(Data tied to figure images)
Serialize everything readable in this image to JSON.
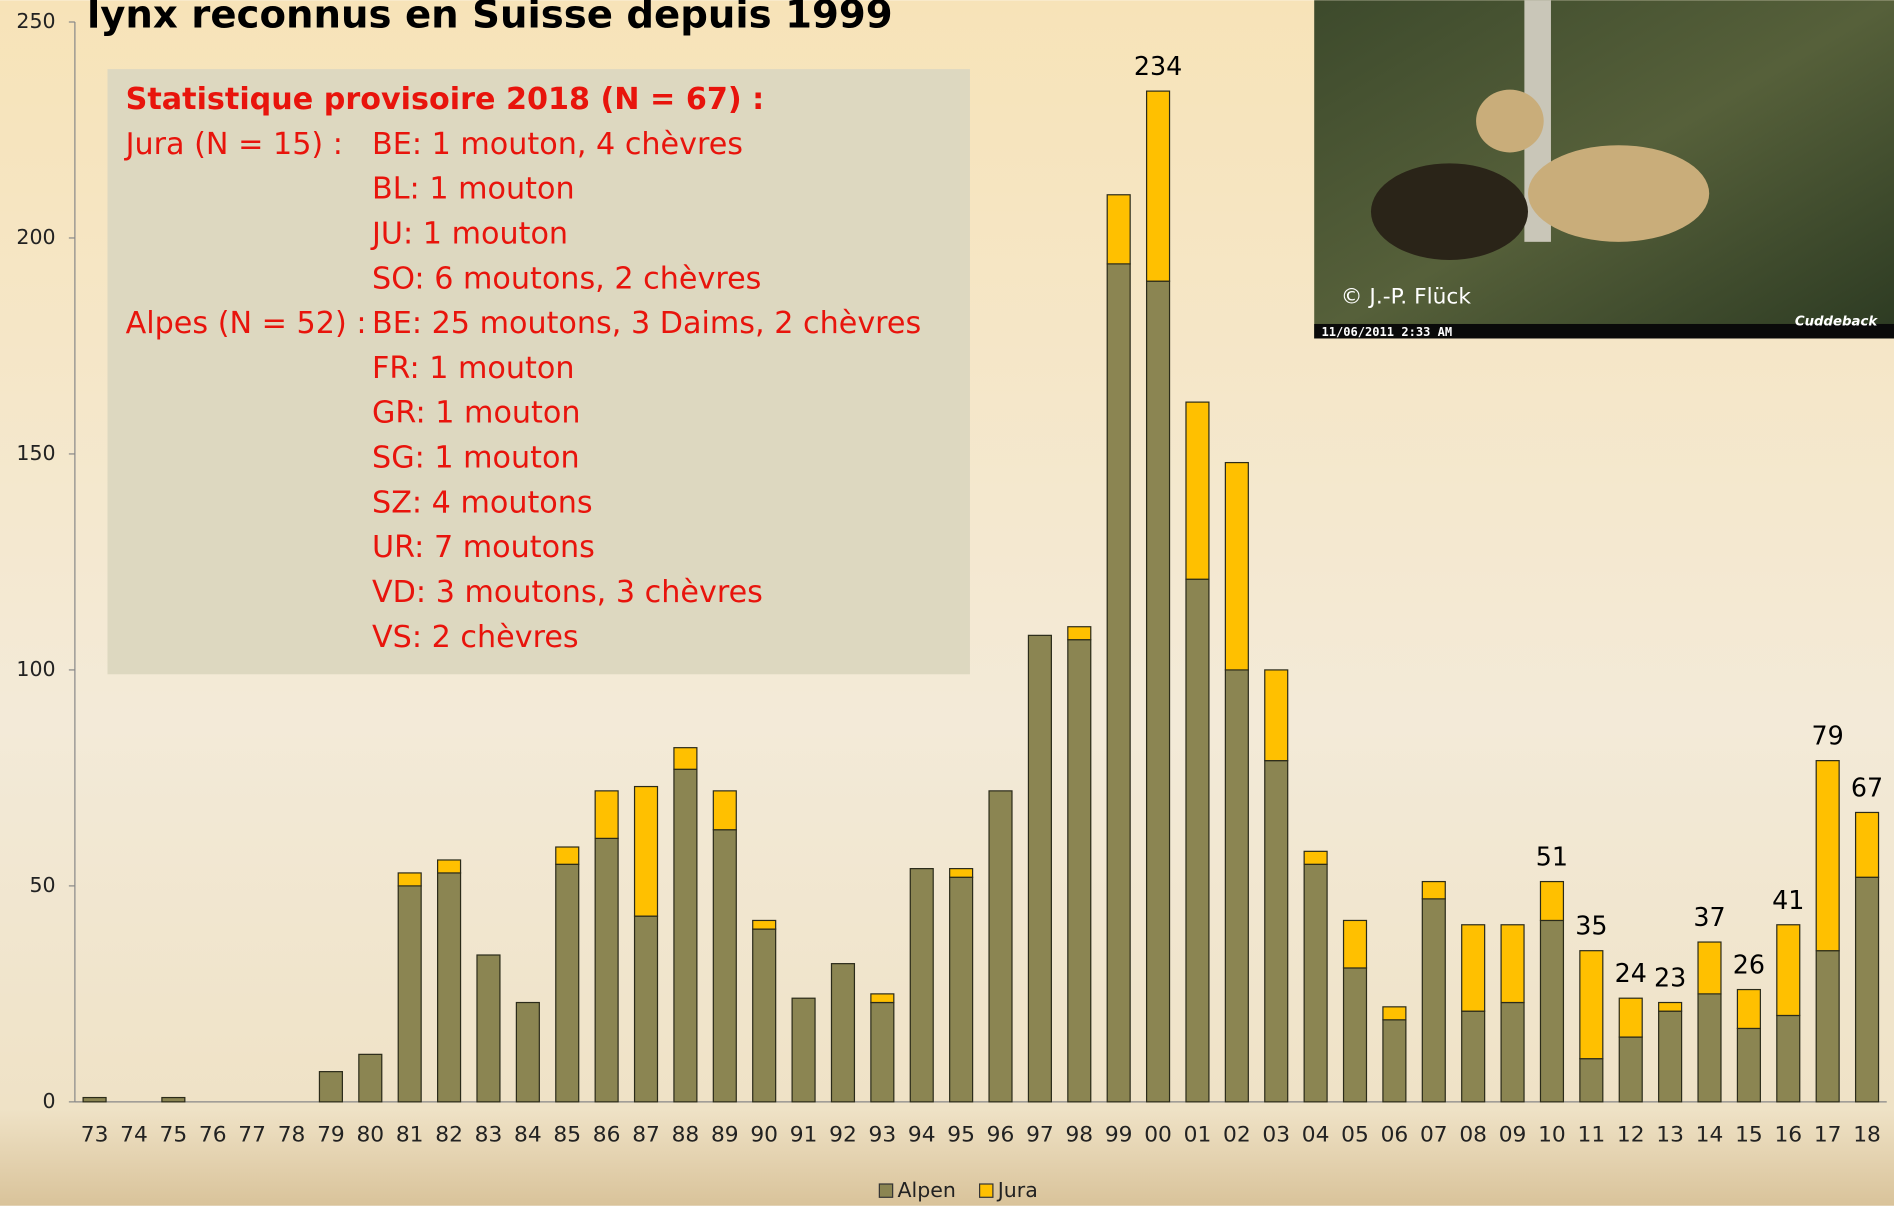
{
  "chart_data": {
    "type": "stacked_bar",
    "title": "lynx reconnus en Suisse depuis 1999",
    "categories": [
      "73",
      "74",
      "75",
      "76",
      "77",
      "78",
      "79",
      "80",
      "81",
      "82",
      "83",
      "84",
      "85",
      "86",
      "87",
      "88",
      "89",
      "90",
      "91",
      "92",
      "93",
      "94",
      "95",
      "96",
      "97",
      "98",
      "99",
      "00",
      "01",
      "02",
      "03",
      "04",
      "05",
      "06",
      "07",
      "08",
      "09",
      "10",
      "11",
      "12",
      "13",
      "14",
      "15",
      "16",
      "17",
      "18"
    ],
    "series": [
      {
        "name": "Alpen",
        "color": "#8b8552",
        "values": [
          1,
          0,
          1,
          0,
          0,
          0,
          7,
          11,
          50,
          53,
          34,
          23,
          55,
          61,
          43,
          77,
          63,
          40,
          24,
          32,
          23,
          54,
          52,
          72,
          108,
          107,
          194,
          190,
          121,
          100,
          79,
          55,
          31,
          19,
          47,
          21,
          23,
          42,
          10,
          15,
          21,
          25,
          17,
          20,
          35,
          52
        ]
      },
      {
        "name": "Jura",
        "color": "#ffc000",
        "values": [
          0,
          0,
          0,
          0,
          0,
          0,
          0,
          0,
          3,
          3,
          0,
          0,
          4,
          11,
          30,
          5,
          9,
          2,
          0,
          0,
          2,
          0,
          2,
          0,
          0,
          3,
          16,
          44,
          41,
          48,
          21,
          3,
          11,
          3,
          4,
          20,
          18,
          9,
          25,
          9,
          2,
          12,
          9,
          21,
          44,
          15
        ]
      }
    ],
    "totals": [
      null,
      null,
      null,
      null,
      null,
      null,
      null,
      null,
      null,
      null,
      null,
      null,
      null,
      null,
      null,
      null,
      null,
      null,
      null,
      null,
      null,
      null,
      null,
      null,
      null,
      null,
      null,
      234,
      null,
      null,
      null,
      null,
      null,
      null,
      null,
      null,
      null,
      51,
      35,
      24,
      23,
      37,
      26,
      41,
      79,
      67
    ],
    "ylim": [
      0,
      250
    ],
    "yticks": [
      0,
      50,
      100,
      150,
      200,
      250
    ],
    "legend": "bottom"
  },
  "annotation_box": {
    "heading": "Statistique provisoire 2018 (N = 67) :",
    "groups": [
      {
        "label": "Jura (N = 15) :",
        "lines": [
          "BE: 1 mouton, 4 chèvres",
          "BL: 1 mouton",
          "JU: 1 mouton",
          "SO: 6 moutons, 2 chèvres"
        ]
      },
      {
        "label": "Alpes (N = 52) :",
        "lines": [
          "BE: 25 moutons, 3 Daims, 2 chèvres",
          "FR: 1 mouton",
          "GR: 1 mouton",
          "SG: 1 mouton",
          "SZ: 4 moutons",
          "UR: 7 moutons",
          "VD: 3 moutons, 3 chèvres",
          "VS: 2 chèvres"
        ]
      }
    ]
  },
  "photo": {
    "credit": "© J.-P. Flück",
    "timestamp": "11/06/2011   2:33 AM",
    "brand": "Cuddeback"
  }
}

### DO THIS
All lines in the data that contain the word "chèvres" should be copied.

### EXERCISE ANSWER
          "BE: 1 mouton, 4 chèvres",
          "SO: 6 moutons, 2 chèvres"
          "BE: 25 moutons, 3 Daims, 2 chèvres",
          "VD: 3 moutons, 3 chèvres",
          "VS: 2 chèvres"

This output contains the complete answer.